━━ PROVIDED TEXT ━━

# interval gold



## jjking42 (Aug 12, 2005)

does anyone belong to inerval gold ?

is there any real benifit outside of II making more money


----------



## Dave M (Aug 12, 2005)

The Gold upgrade is worthwhile if you have the time and inclination to purchase multiple Getaway weeks, because of the $25-per-week discount. Otherwise, I see no advantage.


----------



## caribbeansun (Aug 12, 2005)

I joined, I won't renew.  The discount on getaways was a nice perk when they priced the getaways more reasonably than they do now - in fact we used to use the getaways more than exchanges but haven't for 4 years now.

The other stuff they offer is seemingly pointless after further review.


----------



## dougp26364 (Aug 12, 2005)

━━━
━━ PROVIDED DATA ━━

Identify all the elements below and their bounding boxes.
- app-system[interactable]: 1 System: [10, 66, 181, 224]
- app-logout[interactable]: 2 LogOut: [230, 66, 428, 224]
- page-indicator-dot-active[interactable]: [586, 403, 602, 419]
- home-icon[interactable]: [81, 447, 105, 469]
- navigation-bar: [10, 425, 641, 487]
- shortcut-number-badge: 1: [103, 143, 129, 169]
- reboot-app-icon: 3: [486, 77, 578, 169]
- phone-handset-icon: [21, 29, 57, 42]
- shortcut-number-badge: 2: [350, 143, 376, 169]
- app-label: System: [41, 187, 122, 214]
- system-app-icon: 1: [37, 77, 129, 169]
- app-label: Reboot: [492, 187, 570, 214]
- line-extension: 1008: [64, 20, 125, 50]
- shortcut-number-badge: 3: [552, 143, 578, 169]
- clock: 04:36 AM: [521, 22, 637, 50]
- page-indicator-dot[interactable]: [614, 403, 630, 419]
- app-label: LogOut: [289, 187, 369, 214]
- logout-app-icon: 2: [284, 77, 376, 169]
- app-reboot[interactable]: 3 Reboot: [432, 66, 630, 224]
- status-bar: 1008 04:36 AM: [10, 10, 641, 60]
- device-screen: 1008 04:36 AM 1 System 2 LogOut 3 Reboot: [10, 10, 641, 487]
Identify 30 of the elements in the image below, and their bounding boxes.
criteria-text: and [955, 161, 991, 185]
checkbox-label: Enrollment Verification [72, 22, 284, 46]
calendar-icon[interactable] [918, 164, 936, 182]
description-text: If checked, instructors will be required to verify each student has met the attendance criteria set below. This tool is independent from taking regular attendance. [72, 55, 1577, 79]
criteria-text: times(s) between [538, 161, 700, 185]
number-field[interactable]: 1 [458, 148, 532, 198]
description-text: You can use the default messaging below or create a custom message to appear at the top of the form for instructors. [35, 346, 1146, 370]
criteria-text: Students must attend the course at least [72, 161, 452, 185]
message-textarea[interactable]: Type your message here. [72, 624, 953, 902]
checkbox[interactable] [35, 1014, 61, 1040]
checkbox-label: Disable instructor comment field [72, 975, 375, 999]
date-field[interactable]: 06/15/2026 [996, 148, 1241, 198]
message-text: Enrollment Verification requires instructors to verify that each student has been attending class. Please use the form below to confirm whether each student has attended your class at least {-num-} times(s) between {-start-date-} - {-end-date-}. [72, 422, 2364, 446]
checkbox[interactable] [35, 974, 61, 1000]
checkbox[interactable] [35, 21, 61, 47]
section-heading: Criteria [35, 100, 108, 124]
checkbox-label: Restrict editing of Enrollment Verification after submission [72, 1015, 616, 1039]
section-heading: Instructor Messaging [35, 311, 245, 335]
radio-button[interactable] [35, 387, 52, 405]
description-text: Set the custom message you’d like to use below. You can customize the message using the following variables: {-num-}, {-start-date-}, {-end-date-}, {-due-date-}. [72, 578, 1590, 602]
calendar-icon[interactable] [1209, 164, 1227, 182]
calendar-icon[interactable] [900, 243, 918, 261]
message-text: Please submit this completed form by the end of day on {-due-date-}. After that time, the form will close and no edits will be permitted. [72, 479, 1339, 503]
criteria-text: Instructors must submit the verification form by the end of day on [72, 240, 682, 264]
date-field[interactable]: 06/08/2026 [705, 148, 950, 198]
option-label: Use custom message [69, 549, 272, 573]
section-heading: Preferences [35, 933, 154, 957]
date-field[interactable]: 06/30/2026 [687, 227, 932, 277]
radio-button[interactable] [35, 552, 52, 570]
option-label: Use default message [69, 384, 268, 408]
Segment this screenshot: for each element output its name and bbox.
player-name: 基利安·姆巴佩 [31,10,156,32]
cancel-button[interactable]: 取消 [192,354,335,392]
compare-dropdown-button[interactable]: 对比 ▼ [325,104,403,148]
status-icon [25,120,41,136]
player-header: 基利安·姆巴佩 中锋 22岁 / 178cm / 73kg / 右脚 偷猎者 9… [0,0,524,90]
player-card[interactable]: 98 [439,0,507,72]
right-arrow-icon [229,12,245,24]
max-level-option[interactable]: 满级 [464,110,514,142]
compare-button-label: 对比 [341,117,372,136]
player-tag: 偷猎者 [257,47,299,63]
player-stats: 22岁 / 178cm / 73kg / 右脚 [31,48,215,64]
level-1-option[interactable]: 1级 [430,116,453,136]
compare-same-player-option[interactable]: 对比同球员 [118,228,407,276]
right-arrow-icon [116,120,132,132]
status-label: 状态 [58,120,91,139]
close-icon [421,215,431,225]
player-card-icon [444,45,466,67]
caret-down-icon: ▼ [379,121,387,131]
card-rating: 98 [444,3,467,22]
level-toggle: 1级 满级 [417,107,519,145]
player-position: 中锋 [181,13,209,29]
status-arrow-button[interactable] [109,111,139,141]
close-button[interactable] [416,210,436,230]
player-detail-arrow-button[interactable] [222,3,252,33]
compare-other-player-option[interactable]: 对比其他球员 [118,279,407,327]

━━━

EXERCISE A:
List the usernames of everyone who has a post header in the Interval Gold thread.
EXERCISE B:
Write the next part of the Interval Gold forum thread, picking up where the text stops.
Nothing in the rows is needed here.

TASK RESPONSE A:
jjking42, Dave M, caribbeansun, dougp26364

TASK RESPONSE B:
If you're paying for Hertz #1 Gold, Interval Gold can get you that membership for free. I believe Hertz #1 Gold is a $50 value. 

The getaway discounts have been mentioned already. Everything else was just a waste of paper IMO. I won't be going Gold again until I see more benefit to it for me. Since I don't use Getaways and don't have a desire to be a Hertz #1 Gold member (I find better rates with Thrifty, Dollar et... and their prefered membership is FREE), it's a waste of my money.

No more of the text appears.